**WHAT THIS TASK INVOLVES:** Filter the entries and keep only the lines where the string "name" appears.

**RAW DATA:**

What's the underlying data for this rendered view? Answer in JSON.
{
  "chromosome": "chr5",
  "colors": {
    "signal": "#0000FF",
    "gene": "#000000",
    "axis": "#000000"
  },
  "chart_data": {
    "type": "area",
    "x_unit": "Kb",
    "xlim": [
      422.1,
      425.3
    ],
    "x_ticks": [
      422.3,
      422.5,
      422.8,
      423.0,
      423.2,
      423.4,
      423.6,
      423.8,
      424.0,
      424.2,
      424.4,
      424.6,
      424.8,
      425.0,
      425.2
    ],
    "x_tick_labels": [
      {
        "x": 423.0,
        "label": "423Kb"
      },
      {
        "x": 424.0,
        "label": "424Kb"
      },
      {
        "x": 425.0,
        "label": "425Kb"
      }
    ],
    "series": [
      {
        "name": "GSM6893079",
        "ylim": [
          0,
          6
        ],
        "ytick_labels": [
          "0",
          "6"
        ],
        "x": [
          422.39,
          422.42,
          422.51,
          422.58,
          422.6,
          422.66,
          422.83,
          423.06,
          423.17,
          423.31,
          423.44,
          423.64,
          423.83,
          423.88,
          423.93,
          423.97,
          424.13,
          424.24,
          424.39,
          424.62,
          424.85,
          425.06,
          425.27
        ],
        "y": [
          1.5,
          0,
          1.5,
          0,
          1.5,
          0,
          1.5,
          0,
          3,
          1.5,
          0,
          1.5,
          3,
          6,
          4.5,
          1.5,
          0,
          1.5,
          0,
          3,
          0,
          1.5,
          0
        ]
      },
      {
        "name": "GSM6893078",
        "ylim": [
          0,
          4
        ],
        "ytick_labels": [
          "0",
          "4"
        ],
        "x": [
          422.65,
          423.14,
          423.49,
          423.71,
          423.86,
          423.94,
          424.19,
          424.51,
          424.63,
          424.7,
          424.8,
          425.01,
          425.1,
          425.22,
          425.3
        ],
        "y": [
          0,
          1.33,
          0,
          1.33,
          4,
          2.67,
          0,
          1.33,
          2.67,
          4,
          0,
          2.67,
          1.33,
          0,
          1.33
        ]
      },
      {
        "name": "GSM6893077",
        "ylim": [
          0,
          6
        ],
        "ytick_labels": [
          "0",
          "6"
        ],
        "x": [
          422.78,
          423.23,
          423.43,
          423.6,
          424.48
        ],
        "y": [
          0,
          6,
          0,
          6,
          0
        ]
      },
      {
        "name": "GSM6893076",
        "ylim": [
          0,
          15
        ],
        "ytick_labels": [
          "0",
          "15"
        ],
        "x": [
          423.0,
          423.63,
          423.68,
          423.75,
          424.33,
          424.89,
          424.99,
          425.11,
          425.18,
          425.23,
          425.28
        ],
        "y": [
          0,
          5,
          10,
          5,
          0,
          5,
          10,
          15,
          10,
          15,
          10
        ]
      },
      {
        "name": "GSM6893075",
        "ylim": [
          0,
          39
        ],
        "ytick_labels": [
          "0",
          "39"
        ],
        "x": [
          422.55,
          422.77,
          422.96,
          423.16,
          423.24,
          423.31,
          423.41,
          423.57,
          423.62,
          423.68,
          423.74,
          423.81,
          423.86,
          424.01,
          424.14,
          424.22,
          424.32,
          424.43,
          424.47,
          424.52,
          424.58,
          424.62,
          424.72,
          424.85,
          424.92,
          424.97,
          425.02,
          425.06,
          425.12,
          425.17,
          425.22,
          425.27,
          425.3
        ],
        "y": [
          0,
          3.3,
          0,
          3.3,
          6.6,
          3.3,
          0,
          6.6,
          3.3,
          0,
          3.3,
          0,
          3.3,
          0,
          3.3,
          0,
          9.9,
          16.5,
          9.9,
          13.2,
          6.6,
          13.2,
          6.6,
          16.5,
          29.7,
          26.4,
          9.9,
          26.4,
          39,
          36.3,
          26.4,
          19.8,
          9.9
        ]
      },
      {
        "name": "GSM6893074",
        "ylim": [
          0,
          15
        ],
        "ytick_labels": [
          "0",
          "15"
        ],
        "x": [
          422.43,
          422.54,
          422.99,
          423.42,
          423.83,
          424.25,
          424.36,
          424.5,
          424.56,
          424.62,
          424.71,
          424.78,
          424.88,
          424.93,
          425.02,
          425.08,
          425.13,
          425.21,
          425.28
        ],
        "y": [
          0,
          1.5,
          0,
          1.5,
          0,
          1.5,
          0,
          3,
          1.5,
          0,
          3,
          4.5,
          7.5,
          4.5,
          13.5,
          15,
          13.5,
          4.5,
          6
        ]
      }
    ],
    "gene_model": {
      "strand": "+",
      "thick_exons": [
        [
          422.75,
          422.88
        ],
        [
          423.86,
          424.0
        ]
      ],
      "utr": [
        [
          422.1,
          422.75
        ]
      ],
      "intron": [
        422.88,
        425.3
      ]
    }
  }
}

**EXERCISE RESPONSE:**
        "name": "GSM6893079",
        "name": "GSM6893078",
        "name": "GSM6893077",
        "name": "GSM6893076",
        "name": "GSM6893075",
        "name": "GSM6893074",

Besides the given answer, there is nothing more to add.